** What you will do **
Copy each line of the entries that contains the word "with".

** Input rows **
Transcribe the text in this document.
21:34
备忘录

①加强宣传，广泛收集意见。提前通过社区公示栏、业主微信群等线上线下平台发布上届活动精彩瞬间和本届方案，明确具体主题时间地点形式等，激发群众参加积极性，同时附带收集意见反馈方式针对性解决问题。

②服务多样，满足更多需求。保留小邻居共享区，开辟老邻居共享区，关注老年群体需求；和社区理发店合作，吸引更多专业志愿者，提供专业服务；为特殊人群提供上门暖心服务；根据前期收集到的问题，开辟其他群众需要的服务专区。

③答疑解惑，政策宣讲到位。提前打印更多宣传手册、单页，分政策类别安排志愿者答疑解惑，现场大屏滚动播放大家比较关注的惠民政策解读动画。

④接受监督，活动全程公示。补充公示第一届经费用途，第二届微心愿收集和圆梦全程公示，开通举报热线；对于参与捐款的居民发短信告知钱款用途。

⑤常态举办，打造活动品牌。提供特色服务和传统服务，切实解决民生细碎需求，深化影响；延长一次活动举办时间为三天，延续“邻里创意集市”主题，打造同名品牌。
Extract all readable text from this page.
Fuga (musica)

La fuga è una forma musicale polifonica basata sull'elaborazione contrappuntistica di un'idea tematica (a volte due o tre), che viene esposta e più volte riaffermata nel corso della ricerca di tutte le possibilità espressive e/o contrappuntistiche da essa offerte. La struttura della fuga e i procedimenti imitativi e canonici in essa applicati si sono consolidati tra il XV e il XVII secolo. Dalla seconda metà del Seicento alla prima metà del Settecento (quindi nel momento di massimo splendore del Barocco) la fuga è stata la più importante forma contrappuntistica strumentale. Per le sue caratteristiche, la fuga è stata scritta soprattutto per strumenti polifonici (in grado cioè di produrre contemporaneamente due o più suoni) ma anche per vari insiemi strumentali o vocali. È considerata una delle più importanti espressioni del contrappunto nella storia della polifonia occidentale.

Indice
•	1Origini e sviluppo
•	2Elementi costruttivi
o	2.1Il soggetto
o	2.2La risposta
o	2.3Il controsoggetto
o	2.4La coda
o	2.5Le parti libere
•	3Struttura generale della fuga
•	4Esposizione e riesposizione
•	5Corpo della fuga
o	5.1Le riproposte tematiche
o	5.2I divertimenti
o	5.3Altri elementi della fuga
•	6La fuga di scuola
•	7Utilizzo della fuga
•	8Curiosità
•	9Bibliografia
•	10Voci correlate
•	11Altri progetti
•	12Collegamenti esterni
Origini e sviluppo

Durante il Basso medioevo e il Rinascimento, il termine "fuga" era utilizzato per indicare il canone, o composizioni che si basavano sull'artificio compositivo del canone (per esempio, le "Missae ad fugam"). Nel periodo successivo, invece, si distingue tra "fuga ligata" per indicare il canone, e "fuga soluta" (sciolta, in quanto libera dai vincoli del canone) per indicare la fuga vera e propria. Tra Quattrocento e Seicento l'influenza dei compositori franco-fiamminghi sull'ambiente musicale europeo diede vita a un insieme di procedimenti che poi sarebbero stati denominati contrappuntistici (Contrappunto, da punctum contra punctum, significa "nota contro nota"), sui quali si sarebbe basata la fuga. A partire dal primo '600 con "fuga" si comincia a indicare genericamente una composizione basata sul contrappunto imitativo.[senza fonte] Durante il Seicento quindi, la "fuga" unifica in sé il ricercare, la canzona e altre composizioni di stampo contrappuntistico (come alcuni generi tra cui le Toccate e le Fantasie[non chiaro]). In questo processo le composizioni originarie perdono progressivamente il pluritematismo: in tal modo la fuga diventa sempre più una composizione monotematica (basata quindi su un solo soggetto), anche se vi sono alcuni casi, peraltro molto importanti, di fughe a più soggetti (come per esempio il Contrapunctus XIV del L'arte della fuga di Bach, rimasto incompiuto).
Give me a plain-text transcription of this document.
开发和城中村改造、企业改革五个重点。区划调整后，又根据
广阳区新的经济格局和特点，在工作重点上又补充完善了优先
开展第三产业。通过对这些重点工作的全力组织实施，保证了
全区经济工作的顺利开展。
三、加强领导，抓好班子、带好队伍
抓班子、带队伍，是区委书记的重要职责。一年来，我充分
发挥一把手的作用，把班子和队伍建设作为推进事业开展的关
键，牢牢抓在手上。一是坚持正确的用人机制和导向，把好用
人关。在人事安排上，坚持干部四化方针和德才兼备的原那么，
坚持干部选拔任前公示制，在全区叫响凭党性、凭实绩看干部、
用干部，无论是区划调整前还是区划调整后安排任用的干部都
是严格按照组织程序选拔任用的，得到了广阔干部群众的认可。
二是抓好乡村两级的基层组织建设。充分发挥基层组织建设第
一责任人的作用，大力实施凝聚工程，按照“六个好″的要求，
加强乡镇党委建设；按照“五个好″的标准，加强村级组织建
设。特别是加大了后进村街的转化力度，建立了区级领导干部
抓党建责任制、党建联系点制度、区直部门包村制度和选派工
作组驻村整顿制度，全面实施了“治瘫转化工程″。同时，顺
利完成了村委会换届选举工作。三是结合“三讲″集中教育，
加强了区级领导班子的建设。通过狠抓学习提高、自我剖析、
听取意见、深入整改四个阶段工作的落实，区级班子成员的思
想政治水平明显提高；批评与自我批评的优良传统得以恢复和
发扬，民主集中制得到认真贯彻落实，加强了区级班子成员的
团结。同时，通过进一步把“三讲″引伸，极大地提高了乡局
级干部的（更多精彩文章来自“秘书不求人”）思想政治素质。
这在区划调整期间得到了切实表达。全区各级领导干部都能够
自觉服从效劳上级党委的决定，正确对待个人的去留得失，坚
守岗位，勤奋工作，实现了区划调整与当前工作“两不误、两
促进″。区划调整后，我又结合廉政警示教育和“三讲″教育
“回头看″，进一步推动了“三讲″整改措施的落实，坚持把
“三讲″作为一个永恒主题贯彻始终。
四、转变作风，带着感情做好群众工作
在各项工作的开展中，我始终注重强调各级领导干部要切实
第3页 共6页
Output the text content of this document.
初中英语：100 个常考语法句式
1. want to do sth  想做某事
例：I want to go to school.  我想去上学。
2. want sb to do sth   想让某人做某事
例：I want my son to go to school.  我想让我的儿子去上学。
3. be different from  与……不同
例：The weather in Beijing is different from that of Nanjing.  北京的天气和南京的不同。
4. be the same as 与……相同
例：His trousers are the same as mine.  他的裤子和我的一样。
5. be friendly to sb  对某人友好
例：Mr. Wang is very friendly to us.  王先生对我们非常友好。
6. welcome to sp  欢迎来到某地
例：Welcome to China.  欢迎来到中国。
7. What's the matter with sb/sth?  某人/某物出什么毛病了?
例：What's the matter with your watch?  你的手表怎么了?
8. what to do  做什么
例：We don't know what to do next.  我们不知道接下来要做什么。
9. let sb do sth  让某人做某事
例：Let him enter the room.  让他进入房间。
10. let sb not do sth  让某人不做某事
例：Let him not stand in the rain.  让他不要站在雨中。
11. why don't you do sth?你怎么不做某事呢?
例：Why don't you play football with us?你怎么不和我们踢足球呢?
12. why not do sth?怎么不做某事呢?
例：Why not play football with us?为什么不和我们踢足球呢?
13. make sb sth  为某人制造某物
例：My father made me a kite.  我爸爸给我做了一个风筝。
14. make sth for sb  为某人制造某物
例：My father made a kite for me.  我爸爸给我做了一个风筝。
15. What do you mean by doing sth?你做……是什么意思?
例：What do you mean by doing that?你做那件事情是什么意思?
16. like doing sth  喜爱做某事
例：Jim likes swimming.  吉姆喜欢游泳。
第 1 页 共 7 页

** Response **
7. What's the matter with sb/sth?  某人/某物出什么毛病了?
例：What's the matter with your watch?  你的手表怎么了?
例：Why don't you play football with us?你怎么不和我们踢足球呢?
例：Why not play football with us?为什么不和我们踢足球呢?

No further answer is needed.